- [The problem] Every record below should be written out exactly; pictures stay out.

- [Records for the exercise]
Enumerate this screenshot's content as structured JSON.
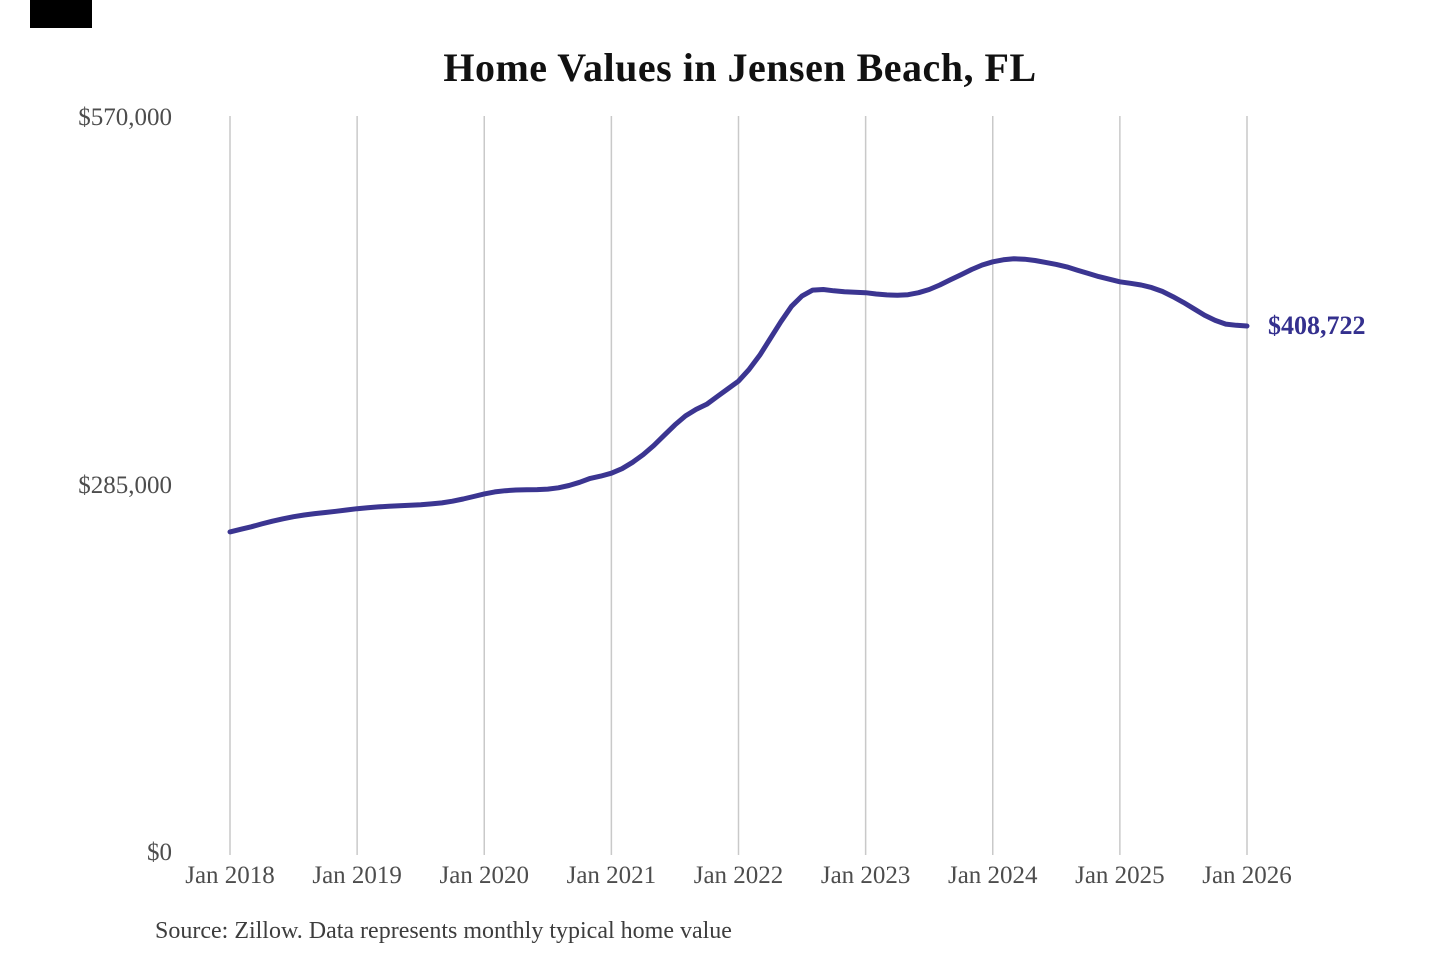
{
  "page": {
    "background": "#ffffff"
  },
  "artifact": {
    "description": "small black rectangle at top-left of screenshot"
  },
  "chart": {
    "title": "Home Values in Jensen Beach, FL",
    "source_note": "Source: Zillow. Data represents monthly typical home value",
    "end_label": "$408,722",
    "colors": {
      "line": "#3b3591",
      "end_label": "#34308e",
      "gridline": "#c9c9c9",
      "title": "#111111",
      "tick_text": "#4d4d4d",
      "source_text": "#3d3d3d"
    }
  },
  "chart_data": {
    "type": "line",
    "title": "Home Values in Jensen Beach, FL",
    "series_name": "Monthly typical home value (Zillow)",
    "x_start": "Jan 2018",
    "x_end": "Jan 2026",
    "x_interval": "monthly",
    "x_tick_labels": [
      "Jan 2018",
      "Jan 2019",
      "Jan 2020",
      "Jan 2021",
      "Jan 2022",
      "Jan 2023",
      "Jan 2024",
      "Jan 2025",
      "Jan 2026"
    ],
    "y_ticks": [
      {
        "label": "$0",
        "value": 0
      },
      {
        "label": "$285,000",
        "value": 285000
      },
      {
        "label": "$570,000",
        "value": 570000
      }
    ],
    "ylim": [
      0,
      570000
    ],
    "grid": "vertical-yearly",
    "legend": "none",
    "end_value": 408722,
    "end_label": "$408,722",
    "values": [
      249000,
      251000,
      253000,
      255200,
      257300,
      259200,
      260800,
      262100,
      263200,
      264100,
      265000,
      266000,
      267000,
      267800,
      268400,
      268900,
      269300,
      269700,
      270100,
      270700,
      271500,
      272800,
      274500,
      276500,
      278500,
      280000,
      281000,
      281500,
      281700,
      281800,
      282200,
      283200,
      285000,
      287500,
      290500,
      292300,
      294500,
      298000,
      303000,
      309000,
      316000,
      324000,
      332000,
      339000,
      344000,
      348000,
      354000,
      360000,
      366000,
      375000,
      386000,
      399000,
      412000,
      424000,
      432000,
      436500,
      437000,
      436000,
      435200,
      434800,
      434500,
      433500,
      432800,
      432500,
      433000,
      434500,
      437000,
      440500,
      444500,
      448500,
      452500,
      456000,
      458500,
      460000,
      460800,
      460500,
      459500,
      458000,
      456500,
      454500,
      452000,
      449500,
      447000,
      445000,
      443000,
      441800,
      440500,
      438500,
      435500,
      431500,
      427000,
      422000,
      417000,
      413000,
      410200,
      409200,
      408722
    ]
  }
}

- [Finished exercise]
Enumerate this screenshot's content as structured JSON.
{
  "page": {
    "background": "#ffffff"
  },
  "artifact": {
    "description": "small black rectangle at top-left of screenshot"
  },
  "chart": {
    "title": "Home Values in Jensen Beach, FL",
    "source_note": "Source: Zillow. Data represents monthly typical home value",
    "end_label": "$408,722",
    "colors": {
      "line": "#3b3591",
      "end_label": "#34308e",
      "gridline": "#c9c9c9",
      "title": "#111111",
      "tick_text": "#4d4d4d",
      "source_text": "#3d3d3d"
    }
  },
  "chart_data": {
    "type": "line",
    "title": "Home Values in Jensen Beach, FL",
    "series_name": "Monthly typical home value (Zillow)",
    "x_start": "Jan 2018",
    "x_end": "Jan 2026",
    "x_interval": "monthly",
    "x_tick_labels": [
      "Jan 2018",
      "Jan 2019",
      "Jan 2020",
      "Jan 2021",
      "Jan 2022",
      "Jan 2023",
      "Jan 2024",
      "Jan 2025",
      "Jan 2026"
    ],
    "y_ticks": [
      {
        "label": "$0",
        "value": 0
      },
      {
        "label": "$285,000",
        "value": 285000
      },
      {
        "label": "$570,000",
        "value": 570000
      }
    ],
    "ylim": [
      0,
      570000
    ],
    "grid": "vertical-yearly",
    "legend": "none",
    "end_value": 408722,
    "end_label": "$408,722",
    "values": [
      249000,
      251000,
      253000,
      255200,
      257300,
      259200,
      260800,
      262100,
      263200,
      264100,
      265000,
      266000,
      267000,
      267800,
      268400,
      268900,
      269300,
      269700,
      270100,
      270700,
      271500,
      272800,
      274500,
      276500,
      278500,
      280000,
      281000,
      281500,
      281700,
      281800,
      282200,
      283200,
      285000,
      287500,
      290500,
      292300,
      294500,
      298000,
      303000,
      309000,
      316000,
      324000,
      332000,
      339000,
      344000,
      348000,
      354000,
      360000,
      366000,
      375000,
      386000,
      399000,
      412000,
      424000,
      432000,
      436500,
      437000,
      436000,
      435200,
      434800,
      434500,
      433500,
      432800,
      432500,
      433000,
      434500,
      437000,
      440500,
      444500,
      448500,
      452500,
      456000,
      458500,
      460000,
      460800,
      460500,
      459500,
      458000,
      456500,
      454500,
      452000,
      449500,
      447000,
      445000,
      443000,
      441800,
      440500,
      438500,
      435500,
      431500,
      427000,
      422000,
      417000,
      413000,
      410200,
      409200,
      408722
    ]
  }
}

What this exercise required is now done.